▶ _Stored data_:
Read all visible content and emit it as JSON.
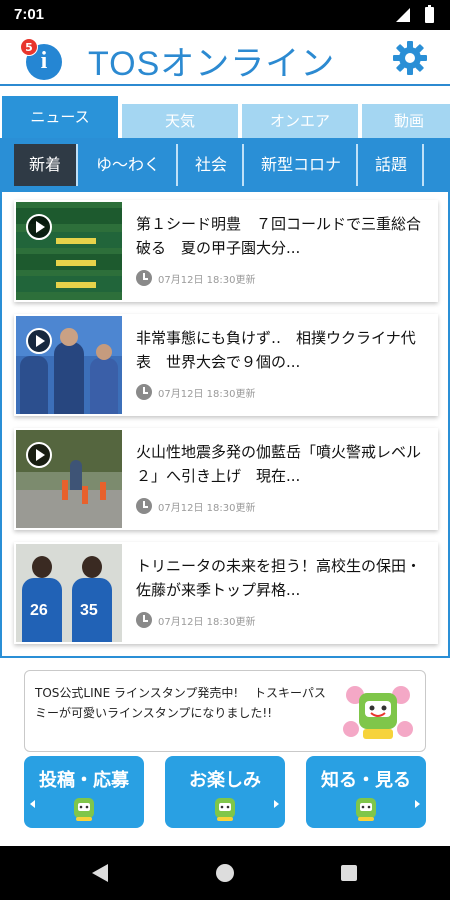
{
  "status": {
    "time": "7:01"
  },
  "app": {
    "title": "TOSオンライン",
    "notification_count": "5",
    "accent": "#2a8fd6"
  },
  "main_tabs": [
    {
      "label": "ニュース",
      "active": true
    },
    {
      "label": "天気",
      "active": false
    },
    {
      "label": "オンエア",
      "active": false
    },
    {
      "label": "動画",
      "active": false
    }
  ],
  "sub_tabs": [
    {
      "label": "新着",
      "active": true
    },
    {
      "label": "ゆ〜わく",
      "active": false
    },
    {
      "label": "社会",
      "active": false
    },
    {
      "label": "新型コロナ",
      "active": false
    },
    {
      "label": "話題",
      "active": false
    }
  ],
  "news": [
    {
      "title": "第１シード明豊　７回コールドで三重総合破る　夏の甲子園大分...",
      "time": "07月12日 18:30更新",
      "video": true
    },
    {
      "title": "非常事態にも負けず‥　相撲ウクライナ代表　世界大会で９個の...",
      "time": "07月12日 18:30更新",
      "video": true
    },
    {
      "title": "火山性地震多発の伽藍岳「噴火警戒レベル２」へ引き上げ　現在...",
      "time": "07月12日 18:30更新",
      "video": true
    },
    {
      "title": "トリニータの未来を担う！高校生の保田・佐藤が来季トップ昇格...",
      "time": "07月12日 18:30更新",
      "video": false
    }
  ],
  "promo": {
    "text": "TOS公式LINE ラインスタンプ発売中!　 トスキーパスミーが可愛いラインスタンプになりました!!"
  },
  "bottom_buttons": [
    {
      "label": "投稿・応募"
    },
    {
      "label": "お楽しみ"
    },
    {
      "label": "知る・見る"
    }
  ],
  "icons": {
    "settings": "gear-icon",
    "play": "play-icon",
    "clock": "clock-icon",
    "nav_back": "back-icon",
    "nav_home": "home-icon",
    "nav_recent": "recent-apps-icon"
  }
}
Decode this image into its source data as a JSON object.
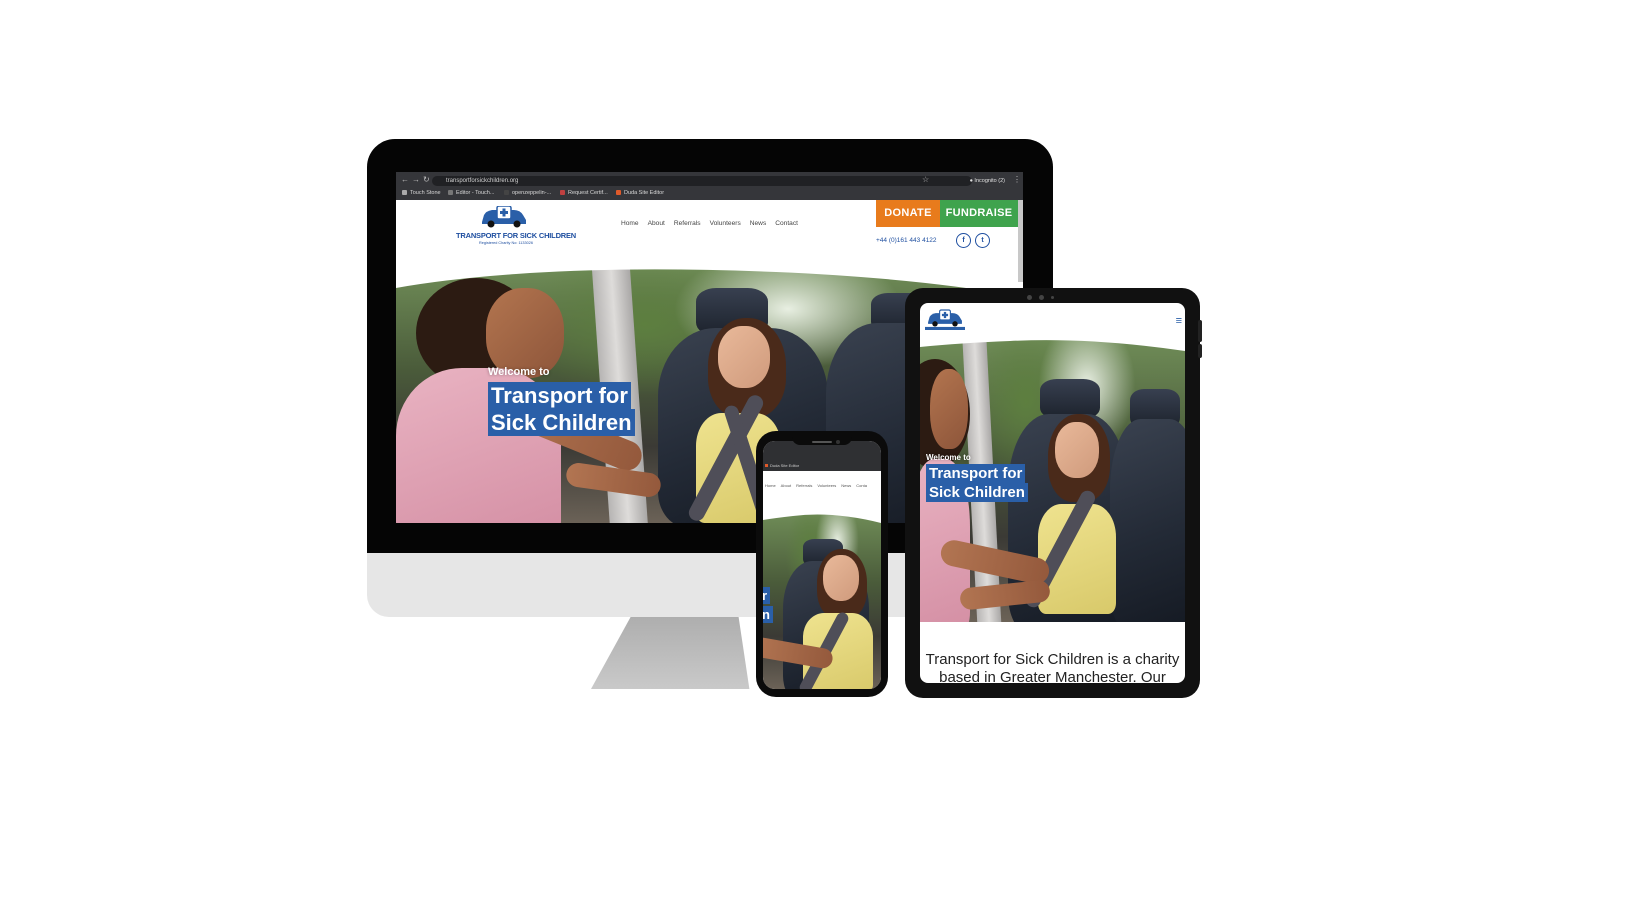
{
  "desktop": {
    "browser": {
      "url": "transportforsickchildren.org",
      "bookmarks": [
        "Touch Stone",
        "Editor - Touch...",
        "openzeppelin-...",
        "Request Certif...",
        "Duda Site Editor"
      ],
      "profile": "Incognito (2)"
    },
    "site": {
      "logo_text": "TRANSPORT FOR SICK CHILDREN",
      "logo_sub": "Registered Charity No: 1133026",
      "nav": [
        "Home",
        "About",
        "Referrals",
        "Volunteers",
        "News",
        "Contact"
      ],
      "donate_label": "DONATE",
      "fundraise_label": "FUNDRAISE",
      "phone": "+44 (0)161 443 4122",
      "social": [
        "f",
        "t"
      ],
      "hero_welcome": "Welcome to",
      "hero_title_line1": "Transport for",
      "hero_title_line2": "Sick Children"
    }
  },
  "tablet": {
    "hero_welcome": "Welcome to",
    "hero_title_line1": "Transport for",
    "hero_title_line2": "Sick Children",
    "intro_line1": "Transport for Sick Children is a charity",
    "intro_line2": "based in Greater Manchester. Our"
  },
  "phone": {
    "editor_label": "Duda Site Editor",
    "nav": [
      "Home",
      "About",
      "Referrals",
      "Volunteers",
      "News",
      "Conta"
    ],
    "hero_fragment_1": "r",
    "hero_fragment_2": "n"
  },
  "colors": {
    "brand_blue": "#2a5fa8",
    "donate_orange": "#e87b1c",
    "fundraise_green": "#3fa34d"
  }
}
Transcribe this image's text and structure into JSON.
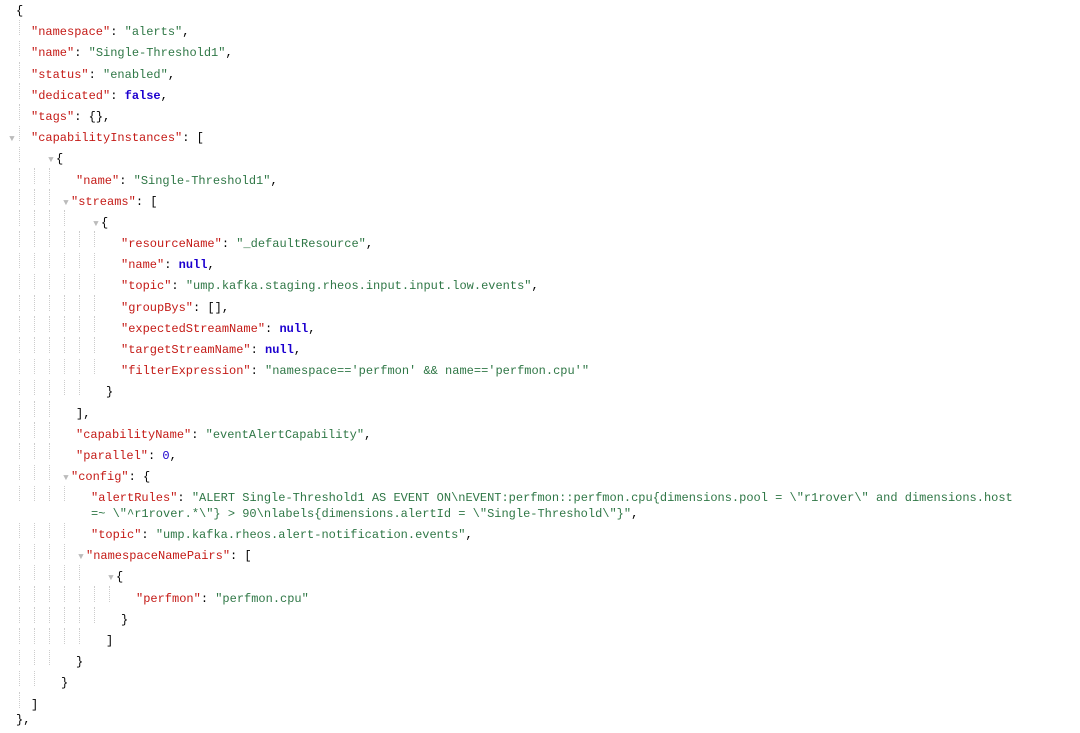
{
  "root": {
    "namespace_key": "\"namespace\"",
    "namespace_val": "\"alerts\"",
    "name_key": "\"name\"",
    "name_val": "\"Single-Threshold1\"",
    "status_key": "\"status\"",
    "status_val": "\"enabled\"",
    "dedicated_key": "\"dedicated\"",
    "dedicated_val": "false",
    "tags_key": "\"tags\"",
    "tags_val": "{}",
    "capInst_key": "\"capabilityInstances\"",
    "ci_name_key": "\"name\"",
    "ci_name_val": "\"Single-Threshold1\"",
    "streams_key": "\"streams\"",
    "resourceName_key": "\"resourceName\"",
    "resourceName_val": "\"_defaultResource\"",
    "stream_name_key": "\"name\"",
    "stream_name_val": "null",
    "topic_key": "\"topic\"",
    "topic_val": "\"ump.kafka.staging.rheos.input.input.low.events\"",
    "groupBys_key": "\"groupBys\"",
    "groupBys_val": "[]",
    "expectedStreamName_key": "\"expectedStreamName\"",
    "expectedStreamName_val": "null",
    "targetStreamName_key": "\"targetStreamName\"",
    "targetStreamName_val": "null",
    "filterExpression_key": "\"filterExpression\"",
    "filterExpression_val": "\"namespace=='perfmon' && name=='perfmon.cpu'\"",
    "capabilityName_key": "\"capabilityName\"",
    "capabilityName_val": "\"eventAlertCapability\"",
    "parallel_key": "\"parallel\"",
    "parallel_val": "0",
    "config_key": "\"config\"",
    "alertRules_key": "\"alertRules\"",
    "alertRules_val": "\"ALERT Single-Threshold1 AS EVENT ON\\nEVENT:perfmon::perfmon.cpu{dimensions.pool = \\\"r1rover\\\" and dimensions.host =~ \\\"^r1rover.*\\\"} > 90\\nlabels{dimensions.alertId = \\\"Single-Threshold\\\"}\"",
    "config_topic_key": "\"topic\"",
    "config_topic_val": "\"ump.kafka.rheos.alert-notification.events\"",
    "namespaceNamePairs_key": "\"namespaceNamePairs\"",
    "nnp_key": "\"perfmon\"",
    "nnp_val": "\"perfmon.cpu\""
  },
  "glyphs": {
    "arrow": "▼"
  }
}
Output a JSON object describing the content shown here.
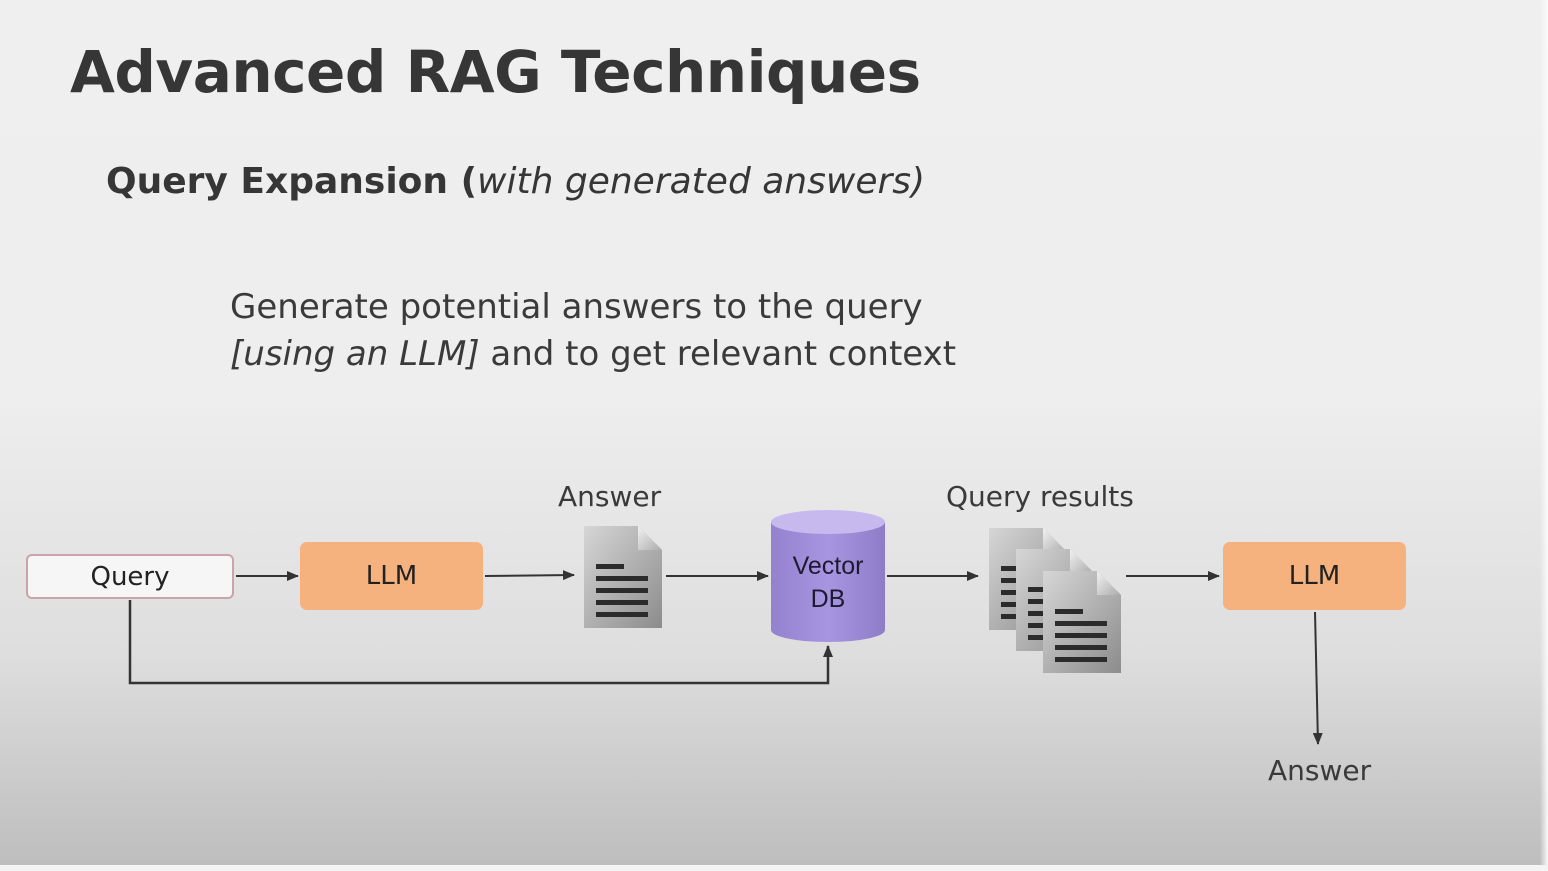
{
  "slide": {
    "title": "Advanced RAG Techniques",
    "subtitle": {
      "bold": "Query Expansion (",
      "italic": "with generated answers)"
    },
    "description": {
      "line1": "Generate potential answers to the query",
      "line2_italic": "[using an LLM]",
      "line2_rest": " and to get relevant context"
    }
  },
  "diagram": {
    "query": "Query",
    "llm_first": "LLM",
    "answer_label": "Answer",
    "vector_db_line1": "Vector",
    "vector_db_line2": "DB",
    "query_results_label": "Query results",
    "llm_second": "LLM",
    "final_answer_label": "Answer",
    "icons": [
      "document-icon",
      "documents-stack-icon",
      "database-cylinder-icon"
    ],
    "colors": {
      "llm_fill": "#f5b27e",
      "db_fill": "#9d8bd4",
      "query_border": "#c9a4aa",
      "arrow": "#333333"
    }
  }
}
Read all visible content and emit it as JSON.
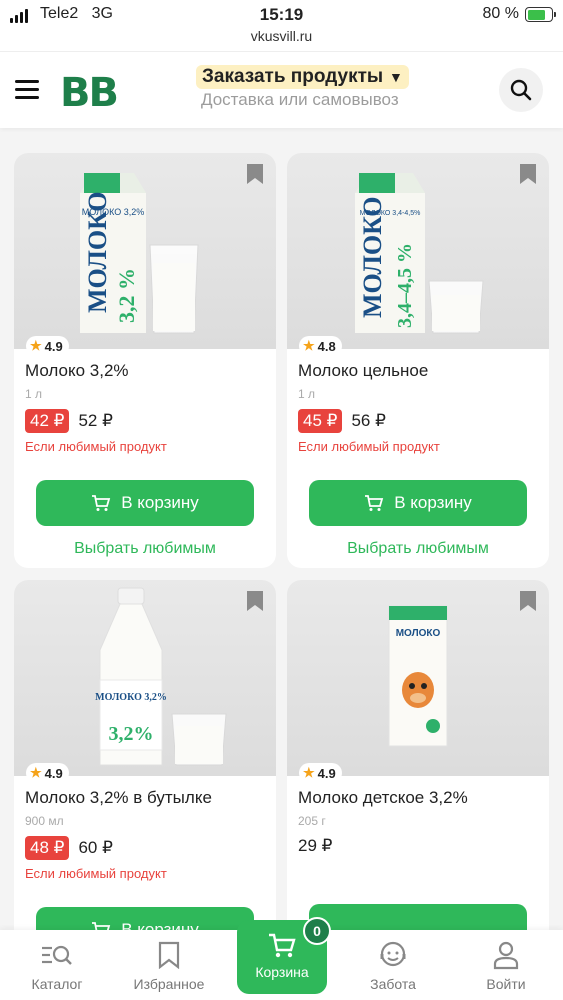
{
  "status": {
    "carrier": "Tele2",
    "network": "3G",
    "time": "15:19",
    "battery": "80 %"
  },
  "url": "vkusvill.ru",
  "header": {
    "logo": "ВВ",
    "order_title": "Заказать продукты",
    "order_subtitle": "Доставка или самовывоз"
  },
  "products": [
    {
      "rating": "4.9",
      "name": "Молоко 3,2%",
      "unit": "1 л",
      "sale_price": "42 ₽",
      "price": "52 ₽",
      "note": "Если любимый продукт",
      "cart_label": "В корзину",
      "choose_label": "Выбрать любимым",
      "package_text": "МОЛОКО 3,2%"
    },
    {
      "rating": "4.8",
      "name": "Молоко цельное",
      "unit": "1 л",
      "sale_price": "45 ₽",
      "price": "56 ₽",
      "note": "Если любимый продукт",
      "cart_label": "В корзину",
      "choose_label": "Выбрать любимым",
      "package_text": "МОЛОКО 3,4-4,5%"
    },
    {
      "rating": "4.9",
      "name": "Молоко 3,2% в бутылке",
      "unit": "900 мл",
      "sale_price": "48 ₽",
      "price": "60 ₽",
      "note": "Если любимый продукт",
      "cart_label": "В корзину",
      "package_text": "МОЛОКО 3,2%"
    },
    {
      "rating": "4.9",
      "name": "Молоко детское 3,2%",
      "unit": "205 г",
      "price": "29 ₽",
      "package_text": "МОЛОКО"
    }
  ],
  "tabbar": {
    "catalog": "Каталог",
    "favorites": "Избранное",
    "cart": "Корзина",
    "cart_count": "0",
    "care": "Забота",
    "login": "Войти"
  },
  "colors": {
    "brand_green": "#2fb85a",
    "logo_green": "#1e7f4a",
    "sale_red": "#e8433d"
  }
}
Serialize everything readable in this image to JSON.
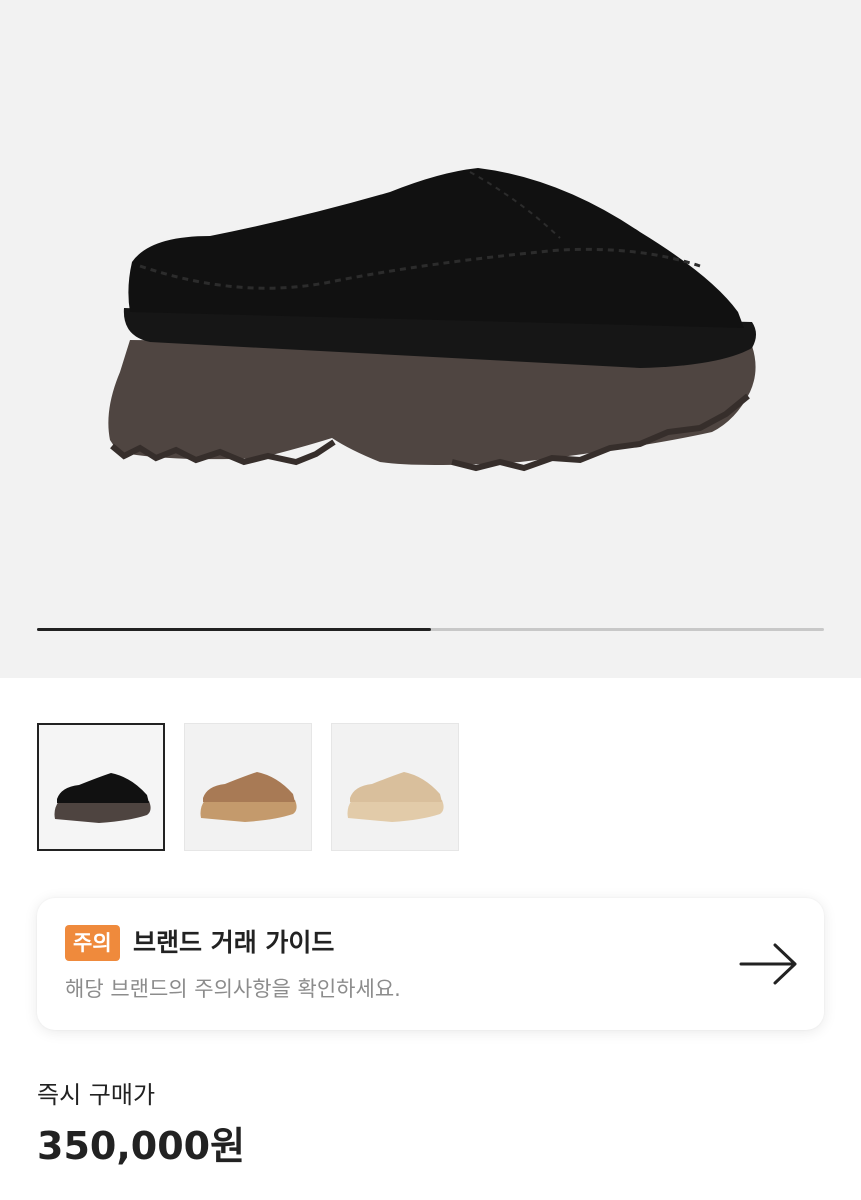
{
  "gallery": {
    "progress": 0.5,
    "image_count": 3,
    "selected_index": 0,
    "thumbnails": [
      {
        "color_name": "black",
        "upper": "#111111",
        "sole": "#4e4440"
      },
      {
        "color_name": "chestnut",
        "upper": "#a87a55",
        "sole": "#c49a6c"
      },
      {
        "color_name": "sand",
        "upper": "#d9bf9c",
        "sole": "#e2cba9"
      }
    ]
  },
  "guide": {
    "badge": "주의",
    "title": "브랜드 거래 가이드",
    "subtitle": "해당 브랜드의 주의사항을 확인하세요.",
    "badge_color": "#ef8a3c",
    "icon": "arrow-right-icon"
  },
  "price": {
    "label": "즉시 구매가",
    "value": "350,000원"
  }
}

▶ _Problem details_: Read through the lines above and collect those that contain the string "answers".

▶ _Solution below_:
      "italic": "with generated answers)"
      "line1": "Generate potential answers to the query",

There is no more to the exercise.